**RECORD SET**
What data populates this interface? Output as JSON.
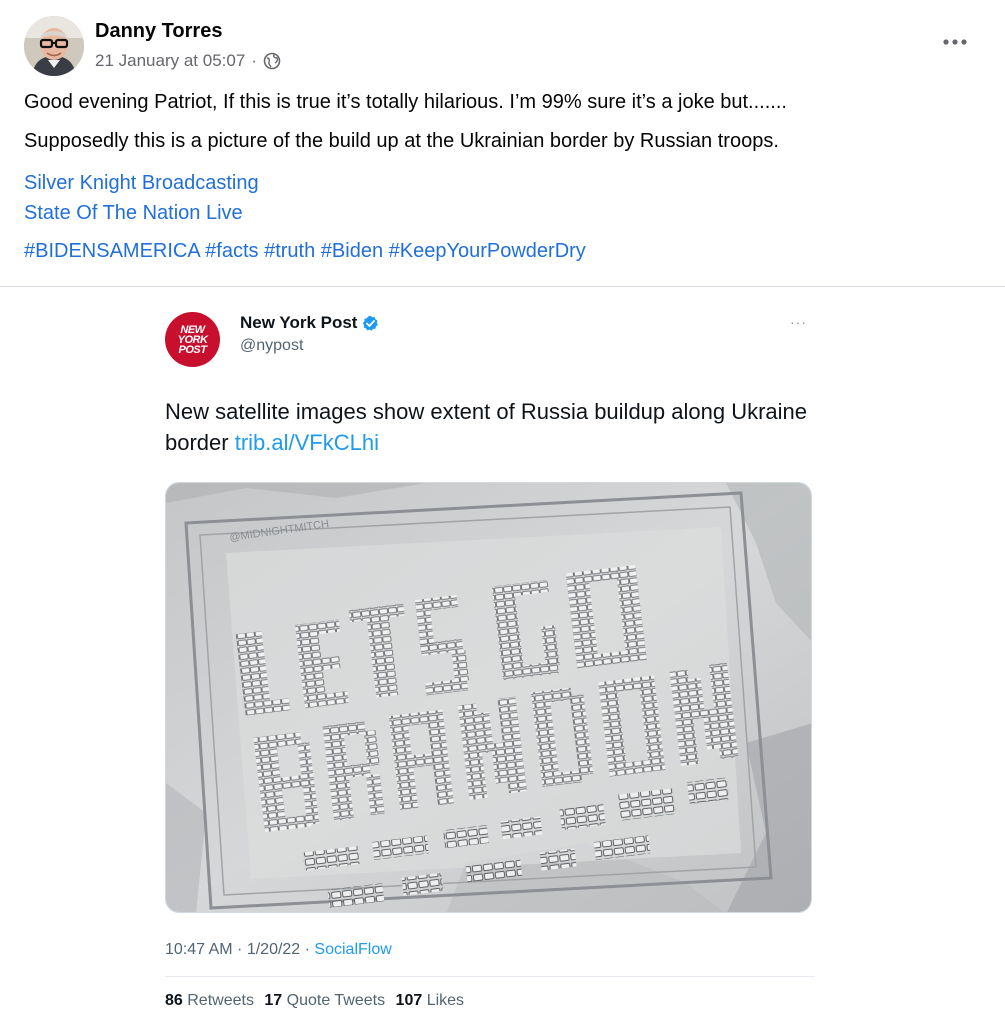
{
  "post": {
    "author": "Danny Torres",
    "timestamp": "21 January at 05:07",
    "separator": "·",
    "audience_icon": "globe-icon",
    "more_icon": "more-options-icon",
    "text_lines": [
      "Good evening Patriot, If this is true it’s totally hilarious. I’m 99% sure it’s a joke but.......",
      "Supposedly this is a picture of the build up at the Ukrainian border by Russian troops."
    ],
    "links": [
      "Silver Knight Broadcasting",
      "State Of The Nation Live"
    ],
    "hashtags": [
      "#BIDENSAMERICA",
      "#facts",
      "#truth",
      "#Biden",
      "#KeepYourPowderDry"
    ],
    "link_color": "#216fdb"
  },
  "tweet": {
    "logo_lines": [
      "NEW",
      "YORK",
      "POST"
    ],
    "name": "New York Post",
    "handle": "@nypost",
    "verified_icon": "verified-badge-icon",
    "more_label": "···",
    "text": "New satellite images show extent of Russia buildup along Ukraine border",
    "link": "trib.al/VFkCLhi",
    "image_watermark": "@MIDNIGHTMITCH",
    "image_words": [
      "LETS GO",
      "BRANDON"
    ],
    "time": "10:47 AM · 1/20/22 · ",
    "source": "SocialFlow",
    "retweets_count": "86",
    "retweets_label": "Retweets",
    "quotes_count": "17",
    "quotes_label": "Quote Tweets",
    "likes_count": "107",
    "likes_label": "Likes",
    "brand_color": "#c8102e",
    "link_color": "#1d9bf0"
  }
}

**WORK REQUIRED**
Do not include images; quote all of the entries above exactly.

**ANSWER TO THE EXERCISE**
What data populates this interface? Output as JSON.
{
  "post": {
    "author": "Danny Torres",
    "timestamp": "21 January at 05:07",
    "separator": "·",
    "audience_icon": "globe-icon",
    "more_icon": "more-options-icon",
    "text_lines": [
      "Good evening Patriot, If this is true it’s totally hilarious. I’m 99% sure it’s a joke but.......",
      "Supposedly this is a picture of the build up at the Ukrainian border by Russian troops."
    ],
    "links": [
      "Silver Knight Broadcasting",
      "State Of The Nation Live"
    ],
    "hashtags": [
      "#BIDENSAMERICA",
      "#facts",
      "#truth",
      "#Biden",
      "#KeepYourPowderDry"
    ],
    "link_color": "#216fdb"
  },
  "tweet": {
    "logo_lines": [
      "NEW",
      "YORK",
      "POST"
    ],
    "name": "New York Post",
    "handle": "@nypost",
    "verified_icon": "verified-badge-icon",
    "more_label": "···",
    "text": "New satellite images show extent of Russia buildup along Ukraine border",
    "link": "trib.al/VFkCLhi",
    "image_watermark": "@MIDNIGHTMITCH",
    "image_words": [
      "LETS GO",
      "BRANDON"
    ],
    "time": "10:47 AM · 1/20/22 · ",
    "source": "SocialFlow",
    "retweets_count": "86",
    "retweets_label": "Retweets",
    "quotes_count": "17",
    "quotes_label": "Quote Tweets",
    "likes_count": "107",
    "likes_label": "Likes",
    "brand_color": "#c8102e",
    "link_color": "#1d9bf0"
  }
}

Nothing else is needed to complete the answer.